-- Start DATASET RECORDS --

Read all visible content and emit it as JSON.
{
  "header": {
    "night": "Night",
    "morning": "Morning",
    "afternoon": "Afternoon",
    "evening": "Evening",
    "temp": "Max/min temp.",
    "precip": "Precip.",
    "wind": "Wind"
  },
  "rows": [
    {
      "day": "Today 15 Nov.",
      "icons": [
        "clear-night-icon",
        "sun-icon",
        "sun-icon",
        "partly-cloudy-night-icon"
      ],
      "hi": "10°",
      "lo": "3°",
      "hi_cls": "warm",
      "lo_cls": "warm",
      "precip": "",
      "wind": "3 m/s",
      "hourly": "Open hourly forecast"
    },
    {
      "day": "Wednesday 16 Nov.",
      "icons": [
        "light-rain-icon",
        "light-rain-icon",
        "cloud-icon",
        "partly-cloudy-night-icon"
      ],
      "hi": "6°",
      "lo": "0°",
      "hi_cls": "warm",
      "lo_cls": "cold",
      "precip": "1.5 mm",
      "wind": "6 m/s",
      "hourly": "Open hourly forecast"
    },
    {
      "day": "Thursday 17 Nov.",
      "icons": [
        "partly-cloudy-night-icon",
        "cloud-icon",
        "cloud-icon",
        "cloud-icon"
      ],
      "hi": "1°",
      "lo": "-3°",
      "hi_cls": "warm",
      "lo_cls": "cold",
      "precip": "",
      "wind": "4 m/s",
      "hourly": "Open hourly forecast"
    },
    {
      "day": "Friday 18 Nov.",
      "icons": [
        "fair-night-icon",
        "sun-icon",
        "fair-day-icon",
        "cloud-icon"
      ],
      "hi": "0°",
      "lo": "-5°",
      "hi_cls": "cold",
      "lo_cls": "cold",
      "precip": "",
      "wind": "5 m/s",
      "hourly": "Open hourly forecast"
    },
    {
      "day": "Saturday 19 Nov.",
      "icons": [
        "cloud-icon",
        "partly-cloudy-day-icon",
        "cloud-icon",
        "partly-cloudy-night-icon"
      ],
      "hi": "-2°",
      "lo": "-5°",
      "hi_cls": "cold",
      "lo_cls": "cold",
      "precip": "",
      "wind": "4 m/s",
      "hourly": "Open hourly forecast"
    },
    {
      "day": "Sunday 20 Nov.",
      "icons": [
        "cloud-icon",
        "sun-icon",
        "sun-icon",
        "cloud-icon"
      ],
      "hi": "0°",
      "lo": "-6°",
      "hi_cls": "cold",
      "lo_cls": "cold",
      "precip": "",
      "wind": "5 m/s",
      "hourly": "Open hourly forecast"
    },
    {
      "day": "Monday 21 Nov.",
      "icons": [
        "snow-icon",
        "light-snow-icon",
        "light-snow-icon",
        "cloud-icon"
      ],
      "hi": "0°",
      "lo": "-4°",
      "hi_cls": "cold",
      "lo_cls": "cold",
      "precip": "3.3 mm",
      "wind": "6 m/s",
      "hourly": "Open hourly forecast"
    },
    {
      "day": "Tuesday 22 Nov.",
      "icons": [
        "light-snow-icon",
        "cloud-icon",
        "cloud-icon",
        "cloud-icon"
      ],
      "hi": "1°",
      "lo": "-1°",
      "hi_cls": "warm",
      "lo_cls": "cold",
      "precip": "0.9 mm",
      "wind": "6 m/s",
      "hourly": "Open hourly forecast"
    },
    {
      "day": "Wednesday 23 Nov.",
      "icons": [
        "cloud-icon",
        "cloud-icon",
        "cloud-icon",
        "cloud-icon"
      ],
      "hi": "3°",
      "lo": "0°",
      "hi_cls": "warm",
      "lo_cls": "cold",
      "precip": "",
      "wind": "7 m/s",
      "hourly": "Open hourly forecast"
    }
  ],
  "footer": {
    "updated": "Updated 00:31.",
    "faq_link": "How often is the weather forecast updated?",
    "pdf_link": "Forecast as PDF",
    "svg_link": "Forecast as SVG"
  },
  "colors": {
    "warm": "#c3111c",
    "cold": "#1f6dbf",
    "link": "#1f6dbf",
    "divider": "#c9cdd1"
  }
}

-- End DATASET RECORDS --

• _YOUR OBJECTIVE_:
Each line of the material should be duplicated exactly, please.

• _RESPONSE_:
Read all visible content and emit it as JSON.
{
  "header": {
    "night": "Night",
    "morning": "Morning",
    "afternoon": "Afternoon",
    "evening": "Evening",
    "temp": "Max/min temp.",
    "precip": "Precip.",
    "wind": "Wind"
  },
  "rows": [
    {
      "day": "Today 15 Nov.",
      "icons": [
        "clear-night-icon",
        "sun-icon",
        "sun-icon",
        "partly-cloudy-night-icon"
      ],
      "hi": "10°",
      "lo": "3°",
      "hi_cls": "warm",
      "lo_cls": "warm",
      "precip": "",
      "wind": "3 m/s",
      "hourly": "Open hourly forecast"
    },
    {
      "day": "Wednesday 16 Nov.",
      "icons": [
        "light-rain-icon",
        "light-rain-icon",
        "cloud-icon",
        "partly-cloudy-night-icon"
      ],
      "hi": "6°",
      "lo": "0°",
      "hi_cls": "warm",
      "lo_cls": "cold",
      "precip": "1.5 mm",
      "wind": "6 m/s",
      "hourly": "Open hourly forecast"
    },
    {
      "day": "Thursday 17 Nov.",
      "icons": [
        "partly-cloudy-night-icon",
        "cloud-icon",
        "cloud-icon",
        "cloud-icon"
      ],
      "hi": "1°",
      "lo": "-3°",
      "hi_cls": "warm",
      "lo_cls": "cold",
      "precip": "",
      "wind": "4 m/s",
      "hourly": "Open hourly forecast"
    },
    {
      "day": "Friday 18 Nov.",
      "icons": [
        "fair-night-icon",
        "sun-icon",
        "fair-day-icon",
        "cloud-icon"
      ],
      "hi": "0°",
      "lo": "-5°",
      "hi_cls": "cold",
      "lo_cls": "cold",
      "precip": "",
      "wind": "5 m/s",
      "hourly": "Open hourly forecast"
    },
    {
      "day": "Saturday 19 Nov.",
      "icons": [
        "cloud-icon",
        "partly-cloudy-day-icon",
        "cloud-icon",
        "partly-cloudy-night-icon"
      ],
      "hi": "-2°",
      "lo": "-5°",
      "hi_cls": "cold",
      "lo_cls": "cold",
      "precip": "",
      "wind": "4 m/s",
      "hourly": "Open hourly forecast"
    },
    {
      "day": "Sunday 20 Nov.",
      "icons": [
        "cloud-icon",
        "sun-icon",
        "sun-icon",
        "cloud-icon"
      ],
      "hi": "0°",
      "lo": "-6°",
      "hi_cls": "cold",
      "lo_cls": "cold",
      "precip": "",
      "wind": "5 m/s",
      "hourly": "Open hourly forecast"
    },
    {
      "day": "Monday 21 Nov.",
      "icons": [
        "snow-icon",
        "light-snow-icon",
        "light-snow-icon",
        "cloud-icon"
      ],
      "hi": "0°",
      "lo": "-4°",
      "hi_cls": "cold",
      "lo_cls": "cold",
      "precip": "3.3 mm",
      "wind": "6 m/s",
      "hourly": "Open hourly forecast"
    },
    {
      "day": "Tuesday 22 Nov.",
      "icons": [
        "light-snow-icon",
        "cloud-icon",
        "cloud-icon",
        "cloud-icon"
      ],
      "hi": "1°",
      "lo": "-1°",
      "hi_cls": "warm",
      "lo_cls": "cold",
      "precip": "0.9 mm",
      "wind": "6 m/s",
      "hourly": "Open hourly forecast"
    },
    {
      "day": "Wednesday 23 Nov.",
      "icons": [
        "cloud-icon",
        "cloud-icon",
        "cloud-icon",
        "cloud-icon"
      ],
      "hi": "3°",
      "lo": "0°",
      "hi_cls": "warm",
      "lo_cls": "cold",
      "precip": "",
      "wind": "7 m/s",
      "hourly": "Open hourly forecast"
    }
  ],
  "footer": {
    "updated": "Updated 00:31.",
    "faq_link": "How often is the weather forecast updated?",
    "pdf_link": "Forecast as PDF",
    "svg_link": "Forecast as SVG"
  },
  "colors": {
    "warm": "#c3111c",
    "cold": "#1f6dbf",
    "link": "#1f6dbf",
    "divider": "#c9cdd1"
  }
}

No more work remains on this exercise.